_EXERCISE OBJECTIVE:_
Where a line holds the word "center", copy that line.

** start RECORDS FOR THIS TASK **

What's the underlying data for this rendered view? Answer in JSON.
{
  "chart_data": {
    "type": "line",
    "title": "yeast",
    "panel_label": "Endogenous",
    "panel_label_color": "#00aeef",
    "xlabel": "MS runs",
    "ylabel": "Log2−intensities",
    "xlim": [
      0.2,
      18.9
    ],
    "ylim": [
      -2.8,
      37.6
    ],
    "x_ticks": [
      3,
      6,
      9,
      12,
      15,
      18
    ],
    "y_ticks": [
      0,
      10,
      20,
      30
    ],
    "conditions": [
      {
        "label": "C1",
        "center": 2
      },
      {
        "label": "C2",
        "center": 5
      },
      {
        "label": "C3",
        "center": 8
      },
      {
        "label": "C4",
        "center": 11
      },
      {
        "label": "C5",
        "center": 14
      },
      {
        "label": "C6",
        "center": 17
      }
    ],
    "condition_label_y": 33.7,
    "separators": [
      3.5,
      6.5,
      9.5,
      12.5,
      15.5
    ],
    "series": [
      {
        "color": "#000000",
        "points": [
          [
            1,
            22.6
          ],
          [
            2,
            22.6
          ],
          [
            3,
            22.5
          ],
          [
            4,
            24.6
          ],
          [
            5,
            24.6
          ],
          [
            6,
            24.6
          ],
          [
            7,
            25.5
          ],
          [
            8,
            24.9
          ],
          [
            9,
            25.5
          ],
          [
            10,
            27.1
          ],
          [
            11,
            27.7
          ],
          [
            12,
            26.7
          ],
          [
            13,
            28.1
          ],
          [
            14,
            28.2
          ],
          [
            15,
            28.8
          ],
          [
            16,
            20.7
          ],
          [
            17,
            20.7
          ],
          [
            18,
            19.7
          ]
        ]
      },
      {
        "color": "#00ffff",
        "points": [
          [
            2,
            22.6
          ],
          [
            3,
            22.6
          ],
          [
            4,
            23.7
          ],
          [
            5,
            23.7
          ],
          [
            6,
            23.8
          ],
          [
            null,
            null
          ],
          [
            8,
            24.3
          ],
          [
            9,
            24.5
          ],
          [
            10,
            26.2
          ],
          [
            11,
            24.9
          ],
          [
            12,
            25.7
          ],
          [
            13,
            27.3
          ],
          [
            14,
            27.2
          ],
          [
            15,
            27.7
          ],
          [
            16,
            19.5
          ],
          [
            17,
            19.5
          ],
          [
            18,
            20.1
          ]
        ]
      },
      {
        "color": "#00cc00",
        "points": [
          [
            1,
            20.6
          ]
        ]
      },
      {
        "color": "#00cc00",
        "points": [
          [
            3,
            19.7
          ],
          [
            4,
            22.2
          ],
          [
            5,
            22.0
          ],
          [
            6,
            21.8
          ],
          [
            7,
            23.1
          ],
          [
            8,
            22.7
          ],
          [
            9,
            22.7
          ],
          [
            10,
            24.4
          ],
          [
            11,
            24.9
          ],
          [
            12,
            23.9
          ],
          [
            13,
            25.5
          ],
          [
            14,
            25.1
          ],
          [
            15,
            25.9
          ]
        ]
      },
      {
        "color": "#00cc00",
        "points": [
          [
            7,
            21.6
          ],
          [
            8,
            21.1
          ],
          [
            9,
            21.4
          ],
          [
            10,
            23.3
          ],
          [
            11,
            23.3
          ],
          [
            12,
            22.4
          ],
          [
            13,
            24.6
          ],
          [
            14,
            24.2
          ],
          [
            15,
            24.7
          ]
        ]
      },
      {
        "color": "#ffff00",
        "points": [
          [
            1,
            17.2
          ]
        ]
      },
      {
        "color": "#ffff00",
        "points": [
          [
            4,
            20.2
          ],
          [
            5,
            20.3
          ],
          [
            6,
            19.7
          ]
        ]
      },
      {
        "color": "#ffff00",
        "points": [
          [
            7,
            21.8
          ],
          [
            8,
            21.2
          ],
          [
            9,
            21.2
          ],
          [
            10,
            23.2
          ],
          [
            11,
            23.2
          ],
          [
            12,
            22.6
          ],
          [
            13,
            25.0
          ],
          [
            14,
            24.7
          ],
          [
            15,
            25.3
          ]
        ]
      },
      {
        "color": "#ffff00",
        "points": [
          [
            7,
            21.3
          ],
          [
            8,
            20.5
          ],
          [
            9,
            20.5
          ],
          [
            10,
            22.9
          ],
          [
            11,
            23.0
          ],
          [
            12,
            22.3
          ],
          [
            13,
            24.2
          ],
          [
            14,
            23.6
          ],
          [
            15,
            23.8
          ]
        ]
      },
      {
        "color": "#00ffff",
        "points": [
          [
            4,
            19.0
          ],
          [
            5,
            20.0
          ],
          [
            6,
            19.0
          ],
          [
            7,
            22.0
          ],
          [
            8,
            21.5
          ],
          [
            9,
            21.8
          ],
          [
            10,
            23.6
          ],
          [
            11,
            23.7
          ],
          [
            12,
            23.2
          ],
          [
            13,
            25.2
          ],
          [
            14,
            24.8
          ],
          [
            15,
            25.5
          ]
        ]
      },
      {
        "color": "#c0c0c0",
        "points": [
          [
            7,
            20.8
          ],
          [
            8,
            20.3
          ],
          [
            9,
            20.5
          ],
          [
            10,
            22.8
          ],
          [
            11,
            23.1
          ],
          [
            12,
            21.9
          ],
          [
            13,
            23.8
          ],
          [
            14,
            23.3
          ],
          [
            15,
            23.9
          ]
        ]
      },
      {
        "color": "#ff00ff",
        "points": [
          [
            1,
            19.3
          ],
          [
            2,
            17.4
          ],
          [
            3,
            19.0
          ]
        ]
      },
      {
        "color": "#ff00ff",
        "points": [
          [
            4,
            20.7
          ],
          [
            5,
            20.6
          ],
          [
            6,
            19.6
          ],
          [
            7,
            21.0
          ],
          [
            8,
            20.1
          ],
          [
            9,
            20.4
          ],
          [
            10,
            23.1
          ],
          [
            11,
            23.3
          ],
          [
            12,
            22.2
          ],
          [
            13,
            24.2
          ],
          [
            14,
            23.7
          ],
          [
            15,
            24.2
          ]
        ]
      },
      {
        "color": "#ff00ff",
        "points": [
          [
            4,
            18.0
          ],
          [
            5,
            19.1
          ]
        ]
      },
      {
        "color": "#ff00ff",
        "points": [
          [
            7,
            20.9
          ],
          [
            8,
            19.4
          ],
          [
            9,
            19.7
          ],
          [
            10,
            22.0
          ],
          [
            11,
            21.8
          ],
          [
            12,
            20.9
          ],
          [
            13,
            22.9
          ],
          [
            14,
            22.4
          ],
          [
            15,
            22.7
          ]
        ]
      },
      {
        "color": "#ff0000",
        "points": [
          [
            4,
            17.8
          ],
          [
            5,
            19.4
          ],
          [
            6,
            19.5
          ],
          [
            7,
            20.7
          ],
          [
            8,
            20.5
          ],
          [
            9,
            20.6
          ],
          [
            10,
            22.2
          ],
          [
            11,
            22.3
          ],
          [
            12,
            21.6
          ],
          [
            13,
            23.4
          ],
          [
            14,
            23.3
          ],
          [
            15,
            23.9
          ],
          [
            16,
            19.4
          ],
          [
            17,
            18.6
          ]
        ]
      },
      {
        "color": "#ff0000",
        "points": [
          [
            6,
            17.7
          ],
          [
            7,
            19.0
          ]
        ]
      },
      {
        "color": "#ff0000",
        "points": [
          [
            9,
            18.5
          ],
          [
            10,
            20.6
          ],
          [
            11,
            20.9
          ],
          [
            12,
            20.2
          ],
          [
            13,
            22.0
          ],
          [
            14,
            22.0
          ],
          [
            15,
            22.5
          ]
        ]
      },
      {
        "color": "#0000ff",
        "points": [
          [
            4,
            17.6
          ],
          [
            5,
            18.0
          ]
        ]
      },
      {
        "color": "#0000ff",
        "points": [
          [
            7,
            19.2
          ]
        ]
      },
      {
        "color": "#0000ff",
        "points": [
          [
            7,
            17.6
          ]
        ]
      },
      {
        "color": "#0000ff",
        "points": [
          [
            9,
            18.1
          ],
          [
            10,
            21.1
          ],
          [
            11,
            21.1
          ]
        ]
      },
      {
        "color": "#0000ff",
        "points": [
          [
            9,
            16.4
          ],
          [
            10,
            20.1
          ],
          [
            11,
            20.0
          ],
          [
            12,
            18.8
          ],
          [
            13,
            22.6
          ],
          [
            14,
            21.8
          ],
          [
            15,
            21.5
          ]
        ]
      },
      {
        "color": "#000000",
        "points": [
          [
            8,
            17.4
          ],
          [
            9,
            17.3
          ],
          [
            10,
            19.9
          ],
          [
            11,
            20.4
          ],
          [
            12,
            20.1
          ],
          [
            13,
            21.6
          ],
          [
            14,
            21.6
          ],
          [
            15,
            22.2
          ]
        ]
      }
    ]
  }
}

** end RECORDS FOR THIS TASK **

_FINAL RESULT:_
        "center": 2
        "center": 5
        "center": 8
        "center": 11
        "center": 14
        "center": 17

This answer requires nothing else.